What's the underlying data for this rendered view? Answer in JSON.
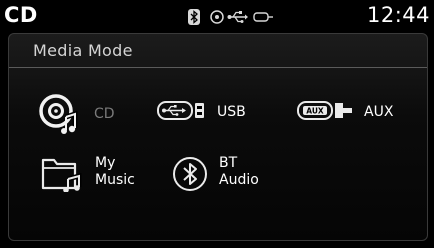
{
  "status_bar": {
    "source": "CD",
    "time": "12:44",
    "icons": [
      "bluetooth-icon",
      "disc-icon",
      "usb-icon",
      "aux-icon"
    ]
  },
  "panel": {
    "title": "Media Mode",
    "items": [
      {
        "label": "CD",
        "icon": "cd-icon",
        "active": true
      },
      {
        "label": "USB",
        "icon": "usb-icon"
      },
      {
        "label": "AUX",
        "icon": "aux-icon"
      },
      {
        "label": "My\nMusic",
        "icon": "my-music-icon"
      },
      {
        "label": "BT\nAudio",
        "icon": "bluetooth-icon"
      }
    ]
  },
  "colors": {
    "background": "#000000",
    "text": "#ffffff",
    "inactive_text": "#7a7a7a",
    "divider": "#5a5a5a"
  }
}
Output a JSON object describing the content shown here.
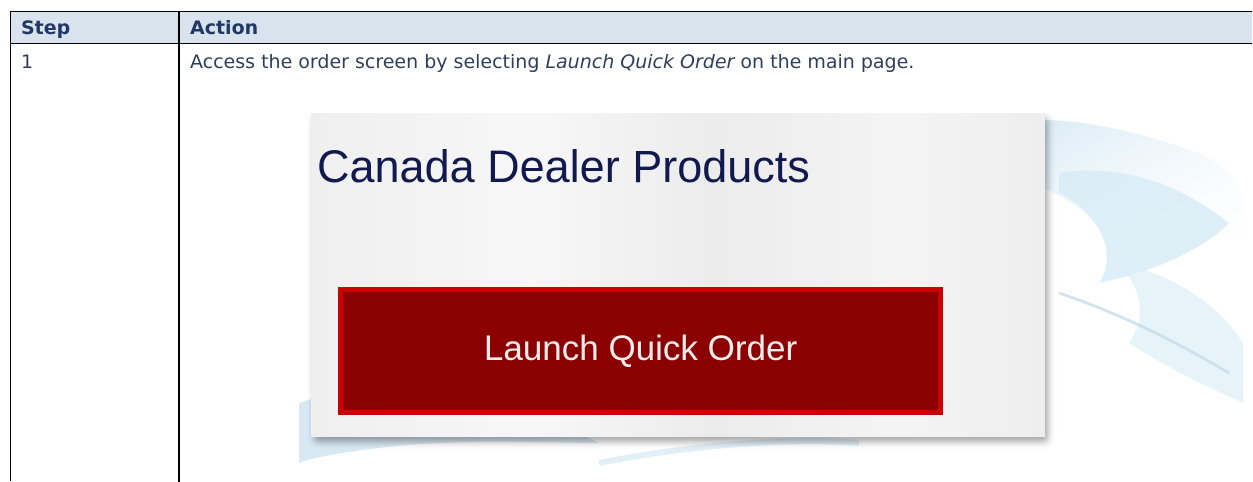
{
  "table": {
    "header": {
      "step": "Step",
      "action": "Action"
    },
    "rows": [
      {
        "step": "1",
        "action_before": "Access the order screen by selecting ",
        "action_emphasis": "Launch Quick Order",
        "action_after": " on the main page."
      }
    ]
  },
  "screenshot": {
    "title": "Canada Dealer Products",
    "button_label": "Launch Quick Order"
  },
  "colors": {
    "header_bg": "#d9e3ee",
    "header_text": "#1f3864",
    "button_bg": "#8b0000",
    "button_border": "#cc0000",
    "title_text": "#11194f"
  }
}
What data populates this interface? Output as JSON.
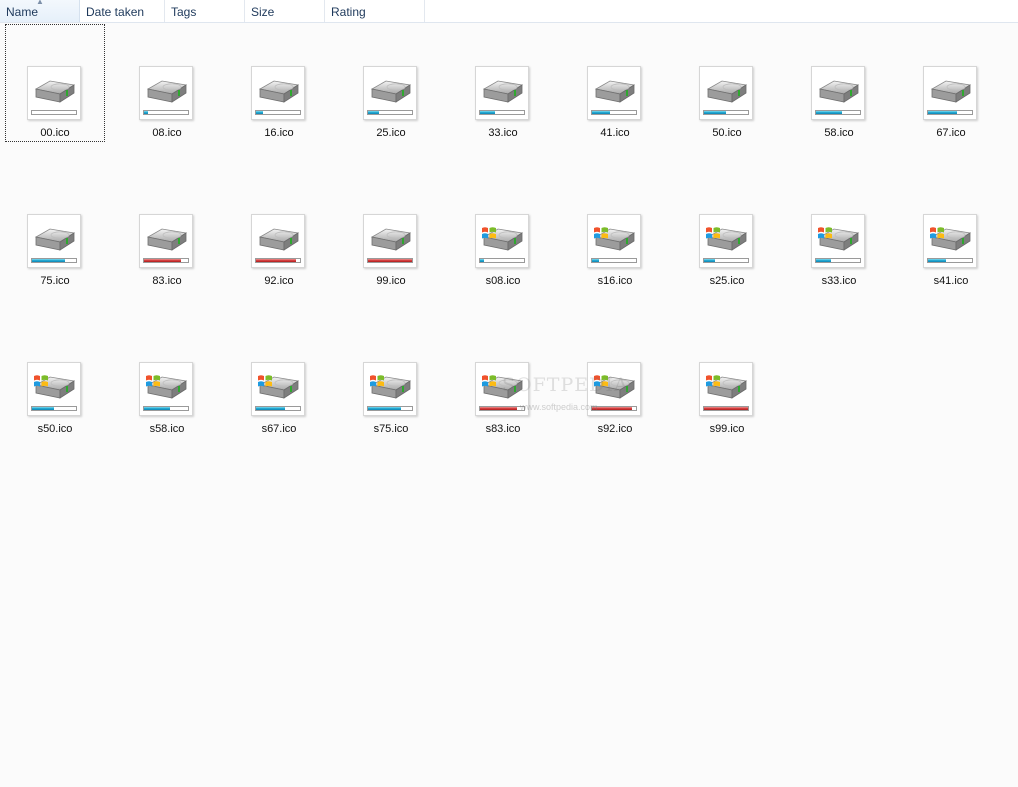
{
  "columns": [
    {
      "label": "Name",
      "sorted": true
    },
    {
      "label": "Date taken"
    },
    {
      "label": "Tags"
    },
    {
      "label": "Size"
    },
    {
      "label": "Rating"
    }
  ],
  "files": [
    {
      "name": "00.ico",
      "fill": 0,
      "color": "blue",
      "windows": false
    },
    {
      "name": "08.ico",
      "fill": 8,
      "color": "blue",
      "windows": false
    },
    {
      "name": "16.ico",
      "fill": 16,
      "color": "blue",
      "windows": false
    },
    {
      "name": "25.ico",
      "fill": 25,
      "color": "blue",
      "windows": false
    },
    {
      "name": "33.ico",
      "fill": 33,
      "color": "blue",
      "windows": false
    },
    {
      "name": "41.ico",
      "fill": 41,
      "color": "blue",
      "windows": false
    },
    {
      "name": "50.ico",
      "fill": 50,
      "color": "blue",
      "windows": false
    },
    {
      "name": "58.ico",
      "fill": 58,
      "color": "blue",
      "windows": false
    },
    {
      "name": "67.ico",
      "fill": 67,
      "color": "blue",
      "windows": false
    },
    {
      "name": "75.ico",
      "fill": 75,
      "color": "blue",
      "windows": false
    },
    {
      "name": "83.ico",
      "fill": 83,
      "color": "red",
      "windows": false
    },
    {
      "name": "92.ico",
      "fill": 92,
      "color": "red",
      "windows": false
    },
    {
      "name": "99.ico",
      "fill": 99,
      "color": "red",
      "windows": false
    },
    {
      "name": "s08.ico",
      "fill": 8,
      "color": "blue",
      "windows": true
    },
    {
      "name": "s16.ico",
      "fill": 16,
      "color": "blue",
      "windows": true
    },
    {
      "name": "s25.ico",
      "fill": 25,
      "color": "blue",
      "windows": true
    },
    {
      "name": "s33.ico",
      "fill": 33,
      "color": "blue",
      "windows": true
    },
    {
      "name": "s41.ico",
      "fill": 41,
      "color": "blue",
      "windows": true
    },
    {
      "name": "s50.ico",
      "fill": 50,
      "color": "blue",
      "windows": true
    },
    {
      "name": "s58.ico",
      "fill": 58,
      "color": "blue",
      "windows": true
    },
    {
      "name": "s67.ico",
      "fill": 67,
      "color": "blue",
      "windows": true
    },
    {
      "name": "s75.ico",
      "fill": 75,
      "color": "blue",
      "windows": true
    },
    {
      "name": "s83.ico",
      "fill": 83,
      "color": "red",
      "windows": true
    },
    {
      "name": "s92.ico",
      "fill": 92,
      "color": "red",
      "windows": true
    },
    {
      "name": "s99.ico",
      "fill": 99,
      "color": "red",
      "windows": true
    }
  ],
  "icons": {
    "drive": "hard-drive-icon",
    "windows_logo": "windows-logo-icon"
  },
  "colors": {
    "bar_blue": "#1ea5cf",
    "bar_red": "#d23a3a",
    "header_text": "#1e395b"
  },
  "watermark": {
    "text": "SOFTPEDIA",
    "url": "www.softpedia.com"
  }
}
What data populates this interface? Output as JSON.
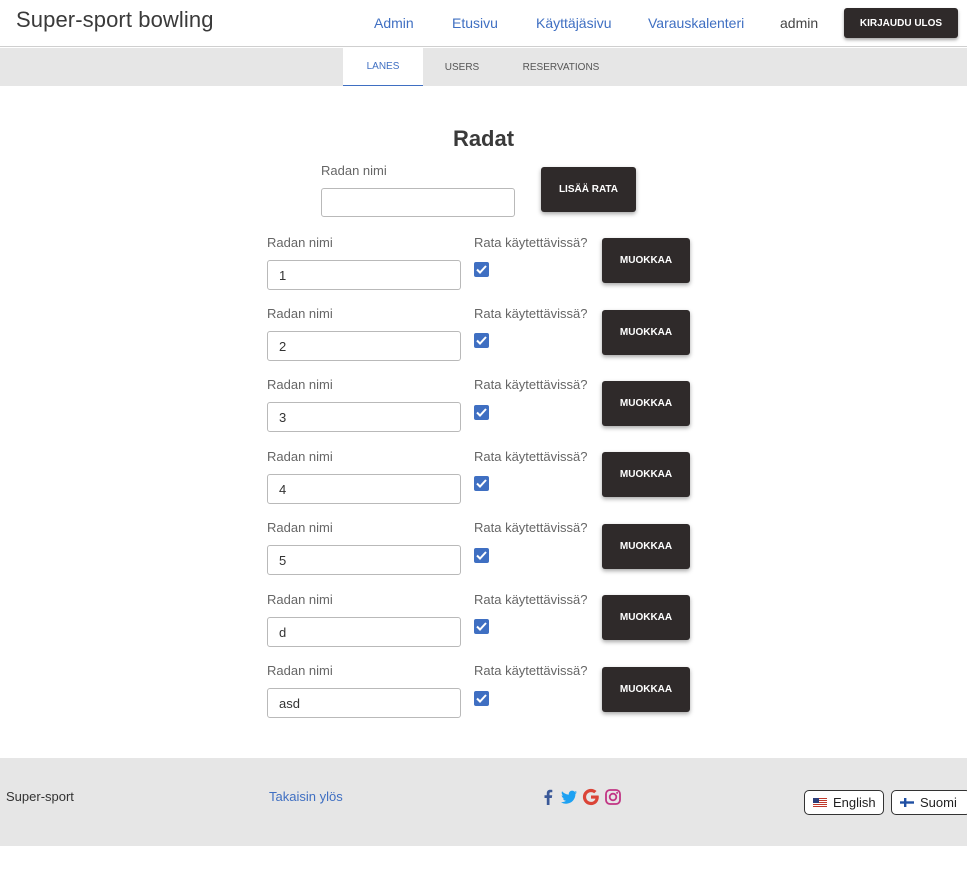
{
  "header": {
    "brand": "Super-sport bowling",
    "nav": [
      "Admin",
      "Etusivu",
      "Käyttäjäsivu",
      "Varauskalenteri"
    ],
    "user": "admin",
    "logout_label": "KIRJAUDU ULOS"
  },
  "tabs": [
    {
      "label": "LANES",
      "active": true
    },
    {
      "label": "USERS",
      "active": false
    },
    {
      "label": "RESERVATIONS",
      "active": false
    }
  ],
  "main": {
    "title": "Radat",
    "add_label": "Radan nimi",
    "add_value": "",
    "add_button": "LISÄÄ RATA",
    "lanes": [
      {
        "label": "Radan nimi",
        "value": "1",
        "available_label": "Rata käytettävissä?",
        "available": true,
        "button": "MUOKKAA"
      },
      {
        "label": "Radan nimi",
        "value": "2",
        "available_label": "Rata käytettävissä?",
        "available": true,
        "button": "MUOKKAA"
      },
      {
        "label": "Radan nimi",
        "value": "3",
        "available_label": "Rata käytettävissä?",
        "available": true,
        "button": "MUOKKAA"
      },
      {
        "label": "Radan nimi",
        "value": "4",
        "available_label": "Rata käytettävissä?",
        "available": true,
        "button": "MUOKKAA"
      },
      {
        "label": "Radan nimi",
        "value": "5",
        "available_label": "Rata käytettävissä?",
        "available": true,
        "button": "MUOKKAA"
      },
      {
        "label": "Radan nimi",
        "value": "d",
        "available_label": "Rata käytettävissä?",
        "available": true,
        "button": "MUOKKAA"
      },
      {
        "label": "Radan nimi",
        "value": "asd",
        "available_label": "Rata käytettävissä?",
        "available": true,
        "button": "MUOKKAA"
      }
    ]
  },
  "footer": {
    "copyright": "Super-sport",
    "back_to_top": "Takaisin ylös",
    "social_icons": [
      "facebook-icon",
      "twitter-icon",
      "google-icon",
      "instagram-icon"
    ],
    "languages": [
      "English",
      "Suomi"
    ]
  },
  "colors": {
    "accent": "#3f6fc2",
    "button_dark": "#2f2a2a",
    "bar_gray": "#e6e6e6",
    "facebook": "#3b5998",
    "twitter": "#1da1f2",
    "google": "#db4437",
    "instagram": "#c13584"
  }
}
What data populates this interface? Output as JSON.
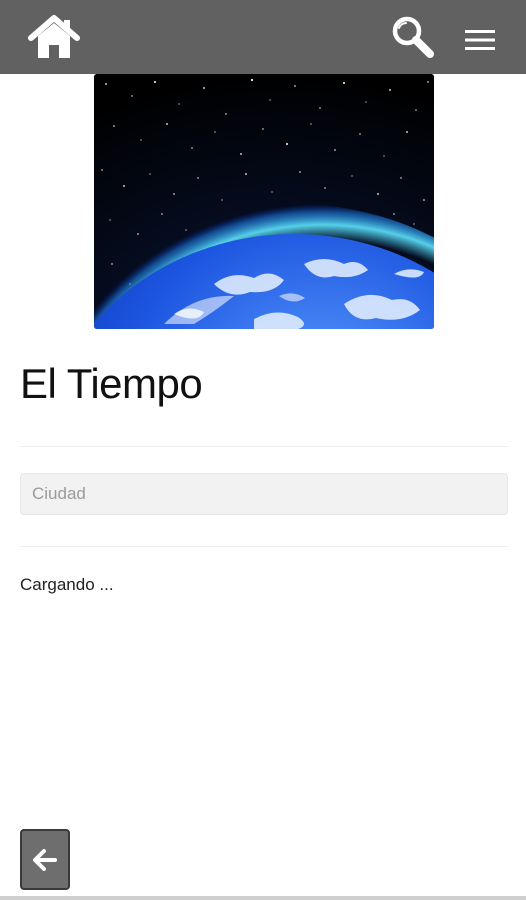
{
  "header": {
    "background_color": "#616161",
    "icon_color": "#ffffff",
    "icons": {
      "home": "home-icon",
      "search": "search-icon",
      "menu": "hamburger-menu-icon"
    }
  },
  "hero": {
    "image": "earth-from-space-image"
  },
  "main": {
    "title": "El Tiempo",
    "city_input": {
      "placeholder": "Ciudad",
      "value": ""
    },
    "status_text": "Cargando ..."
  },
  "footer": {
    "back_button_icon": "arrow-left-icon",
    "back_button_color": "#6e6e6e"
  }
}
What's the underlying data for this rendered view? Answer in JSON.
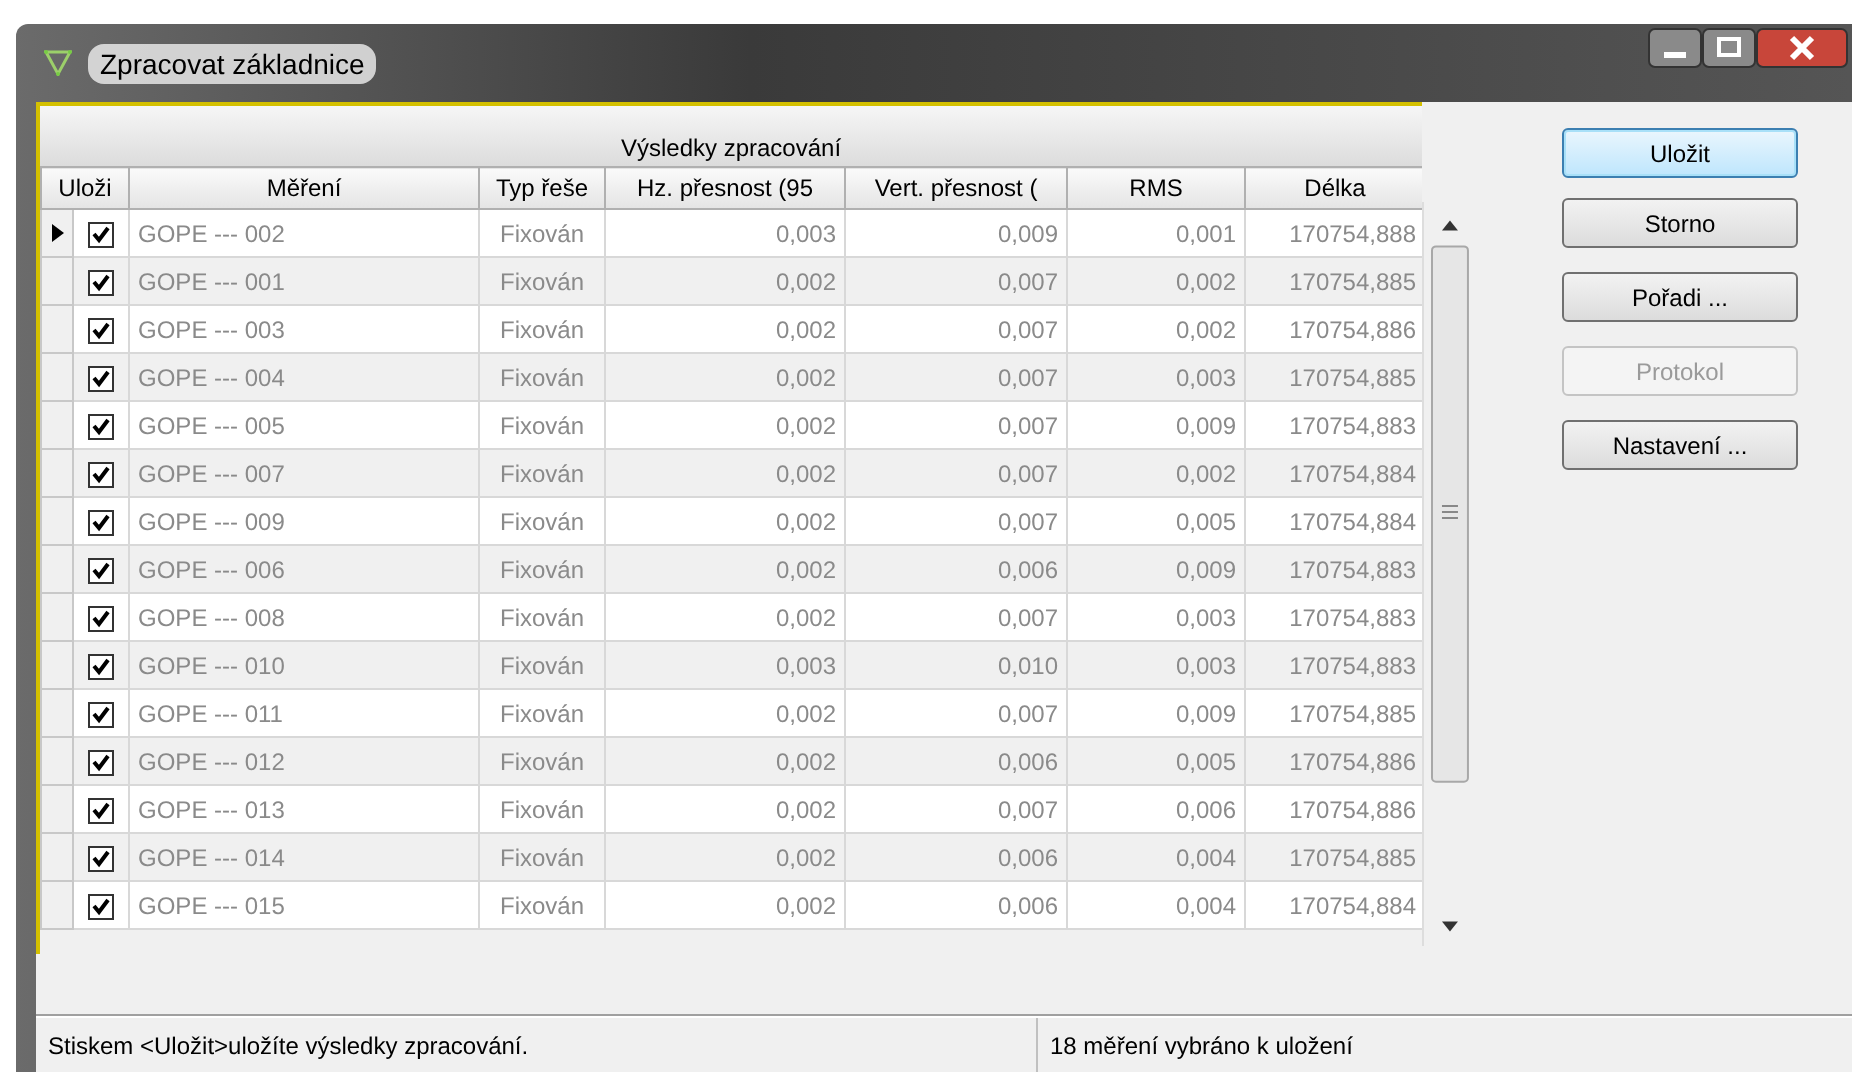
{
  "window": {
    "title": "Zpracovat základnice"
  },
  "grid": {
    "group_header": "Výsledky zpracování",
    "columns": [
      "Uloži",
      "Měření",
      "Typ řeše",
      "Hz. přesnost (95",
      "Vert. přesnost (",
      "RMS",
      "Délka"
    ],
    "rows": [
      {
        "current": true,
        "checked": true,
        "name": "GOPE --- 002",
        "type": "Fixován",
        "hz": "0,003",
        "vert": "0,009",
        "rms": "0,001",
        "length": "170754,888"
      },
      {
        "current": false,
        "checked": true,
        "name": "GOPE --- 001",
        "type": "Fixován",
        "hz": "0,002",
        "vert": "0,007",
        "rms": "0,002",
        "length": "170754,885"
      },
      {
        "current": false,
        "checked": true,
        "name": "GOPE --- 003",
        "type": "Fixován",
        "hz": "0,002",
        "vert": "0,007",
        "rms": "0,002",
        "length": "170754,886"
      },
      {
        "current": false,
        "checked": true,
        "name": "GOPE --- 004",
        "type": "Fixován",
        "hz": "0,002",
        "vert": "0,007",
        "rms": "0,003",
        "length": "170754,885"
      },
      {
        "current": false,
        "checked": true,
        "name": "GOPE --- 005",
        "type": "Fixován",
        "hz": "0,002",
        "vert": "0,007",
        "rms": "0,009",
        "length": "170754,883"
      },
      {
        "current": false,
        "checked": true,
        "name": "GOPE --- 007",
        "type": "Fixován",
        "hz": "0,002",
        "vert": "0,007",
        "rms": "0,002",
        "length": "170754,884"
      },
      {
        "current": false,
        "checked": true,
        "name": "GOPE --- 009",
        "type": "Fixován",
        "hz": "0,002",
        "vert": "0,007",
        "rms": "0,005",
        "length": "170754,884"
      },
      {
        "current": false,
        "checked": true,
        "name": "GOPE --- 006",
        "type": "Fixován",
        "hz": "0,002",
        "vert": "0,006",
        "rms": "0,009",
        "length": "170754,883"
      },
      {
        "current": false,
        "checked": true,
        "name": "GOPE --- 008",
        "type": "Fixován",
        "hz": "0,002",
        "vert": "0,007",
        "rms": "0,003",
        "length": "170754,883"
      },
      {
        "current": false,
        "checked": true,
        "name": "GOPE --- 010",
        "type": "Fixován",
        "hz": "0,003",
        "vert": "0,010",
        "rms": "0,003",
        "length": "170754,883"
      },
      {
        "current": false,
        "checked": true,
        "name": "GOPE --- 011",
        "type": "Fixován",
        "hz": "0,002",
        "vert": "0,007",
        "rms": "0,009",
        "length": "170754,885"
      },
      {
        "current": false,
        "checked": true,
        "name": "GOPE --- 012",
        "type": "Fixován",
        "hz": "0,002",
        "vert": "0,006",
        "rms": "0,005",
        "length": "170754,886"
      },
      {
        "current": false,
        "checked": true,
        "name": "GOPE --- 013",
        "type": "Fixován",
        "hz": "0,002",
        "vert": "0,007",
        "rms": "0,006",
        "length": "170754,886"
      },
      {
        "current": false,
        "checked": true,
        "name": "GOPE --- 014",
        "type": "Fixován",
        "hz": "0,002",
        "vert": "0,006",
        "rms": "0,004",
        "length": "170754,885"
      },
      {
        "current": false,
        "checked": true,
        "name": "GOPE --- 015",
        "type": "Fixován",
        "hz": "0,002",
        "vert": "0,006",
        "rms": "0,004",
        "length": "170754,884"
      }
    ]
  },
  "buttons": [
    {
      "label": "Uložit",
      "default": true,
      "disabled": false
    },
    {
      "label": "Storno",
      "default": false,
      "disabled": false
    },
    {
      "label": "Pořadi ...",
      "default": false,
      "disabled": false
    },
    {
      "label": "Protokol",
      "default": false,
      "disabled": true
    },
    {
      "label": "Nastavení ...",
      "default": false,
      "disabled": false
    }
  ],
  "status_bar": {
    "message": "Stiskem <Uložit>uložíte výsledky zpracování.",
    "count": "18 měření vybráno k uložení"
  }
}
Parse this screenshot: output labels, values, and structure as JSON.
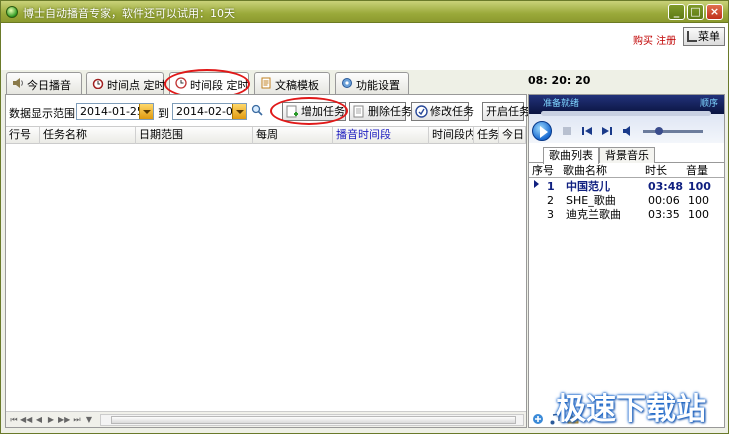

What the exercise asks: Using the material above, report each line where "Quick" occurs.

Complete answer:
        "action_emphasis": "Launch Quick Order",
    "button_label": "Launch Quick Order"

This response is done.